→ Work to be completed:
Present the following entries again, word for word and in full.

:: Material to process ::

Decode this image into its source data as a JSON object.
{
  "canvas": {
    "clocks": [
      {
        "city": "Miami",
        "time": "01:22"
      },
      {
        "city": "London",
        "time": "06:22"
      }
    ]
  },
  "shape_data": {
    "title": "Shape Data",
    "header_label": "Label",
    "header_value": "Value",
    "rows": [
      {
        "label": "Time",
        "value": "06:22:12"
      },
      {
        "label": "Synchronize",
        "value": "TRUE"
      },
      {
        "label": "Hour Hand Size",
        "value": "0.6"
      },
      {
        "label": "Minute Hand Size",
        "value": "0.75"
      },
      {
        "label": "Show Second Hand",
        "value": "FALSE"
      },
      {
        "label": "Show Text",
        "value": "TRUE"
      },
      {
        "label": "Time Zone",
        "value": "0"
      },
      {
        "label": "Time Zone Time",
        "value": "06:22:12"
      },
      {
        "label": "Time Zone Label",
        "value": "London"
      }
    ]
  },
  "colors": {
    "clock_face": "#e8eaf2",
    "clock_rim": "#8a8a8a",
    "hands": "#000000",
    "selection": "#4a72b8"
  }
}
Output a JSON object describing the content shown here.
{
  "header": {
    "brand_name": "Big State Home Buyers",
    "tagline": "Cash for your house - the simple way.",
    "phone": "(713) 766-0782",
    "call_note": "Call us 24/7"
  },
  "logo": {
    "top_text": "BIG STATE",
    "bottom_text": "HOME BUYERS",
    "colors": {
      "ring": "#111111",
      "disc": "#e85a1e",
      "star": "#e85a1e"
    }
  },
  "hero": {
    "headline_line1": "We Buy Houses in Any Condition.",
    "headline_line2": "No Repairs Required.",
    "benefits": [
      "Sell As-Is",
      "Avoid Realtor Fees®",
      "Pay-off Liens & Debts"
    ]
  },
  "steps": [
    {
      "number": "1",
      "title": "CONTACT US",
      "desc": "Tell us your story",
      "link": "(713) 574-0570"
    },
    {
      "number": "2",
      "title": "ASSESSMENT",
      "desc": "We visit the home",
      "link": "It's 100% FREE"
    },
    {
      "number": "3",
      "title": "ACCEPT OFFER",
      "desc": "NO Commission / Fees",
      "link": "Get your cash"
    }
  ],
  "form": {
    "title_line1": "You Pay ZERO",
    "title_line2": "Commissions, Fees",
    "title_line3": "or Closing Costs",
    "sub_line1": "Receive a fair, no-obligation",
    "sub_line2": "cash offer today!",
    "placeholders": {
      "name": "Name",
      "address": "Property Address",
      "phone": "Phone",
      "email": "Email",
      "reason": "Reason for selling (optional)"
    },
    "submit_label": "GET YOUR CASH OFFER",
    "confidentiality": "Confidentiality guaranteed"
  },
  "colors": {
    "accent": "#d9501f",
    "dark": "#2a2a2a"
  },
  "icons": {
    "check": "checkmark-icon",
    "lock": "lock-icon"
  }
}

:::

→ Written response:
Decode this image into its source data as a JSON object.
{
  "canvas": {
    "clocks": [
      {
        "city": "Miami",
        "time": "01:22"
      },
      {
        "city": "London",
        "time": "06:22"
      }
    ]
  },
  "shape_data": {
    "title": "Shape Data",
    "header_label": "Label",
    "header_value": "Value",
    "rows": [
      {
        "label": "Time",
        "value": "06:22:12"
      },
      {
        "label": "Synchronize",
        "value": "TRUE"
      },
      {
        "label": "Hour Hand Size",
        "value": "0.6"
      },
      {
        "label": "Minute Hand Size",
        "value": "0.75"
      },
      {
        "label": "Show Second Hand",
        "value": "FALSE"
      },
      {
        "label": "Show Text",
        "value": "TRUE"
      },
      {
        "label": "Time Zone",
        "value": "0"
      },
      {
        "label": "Time Zone Time",
        "value": "06:22:12"
      },
      {
        "label": "Time Zone Label",
        "value": "London"
      }
    ]
  },
  "colors": {
    "clock_face": "#e8eaf2",
    "clock_rim": "#8a8a8a",
    "hands": "#000000",
    "selection": "#4a72b8"
  }
}
Output a JSON object describing the content shown here.
{
  "header": {
    "brand_name": "Big State Home Buyers",
    "tagline": "Cash for your house - the simple way.",
    "phone": "(713) 766-0782",
    "call_note": "Call us 24/7"
  },
  "logo": {
    "top_text": "BIG STATE",
    "bottom_text": "HOME BUYERS",
    "colors": {
      "ring": "#111111",
      "disc": "#e85a1e",
      "star": "#e85a1e"
    }
  },
  "hero": {
    "headline_line1": "We Buy Houses in Any Condition.",
    "headline_line2": "No Repairs Required.",
    "benefits": [
      "Sell As-Is",
      "Avoid Realtor Fees®",
      "Pay-off Liens & Debts"
    ]
  },
  "steps": [
    {
      "number": "1",
      "title": "CONTACT US",
      "desc": "Tell us your story",
      "link": "(713) 574-0570"
    },
    {
      "number": "2",
      "title": "ASSESSMENT",
      "desc": "We visit the home",
      "link": "It's 100% FREE"
    },
    {
      "number": "3",
      "title": "ACCEPT OFFER",
      "desc": "NO Commission / Fees",
      "link": "Get your cash"
    }
  ],
  "form": {
    "title_line1": "You Pay ZERO",
    "title_line2": "Commissions, Fees",
    "title_line3": "or Closing Costs",
    "sub_line1": "Receive a fair, no-obligation",
    "sub_line2": "cash offer today!",
    "placeholders": {
      "name": "Name",
      "address": "Property Address",
      "phone": "Phone",
      "email": "Email",
      "reason": "Reason for selling (optional)"
    },
    "submit_label": "GET YOUR CASH OFFER",
    "confidentiality": "Confidentiality guaranteed"
  },
  "colors": {
    "accent": "#d9501f",
    "dark": "#2a2a2a"
  },
  "icons": {
    "check": "checkmark-icon",
    "lock": "lock-icon"
  }
}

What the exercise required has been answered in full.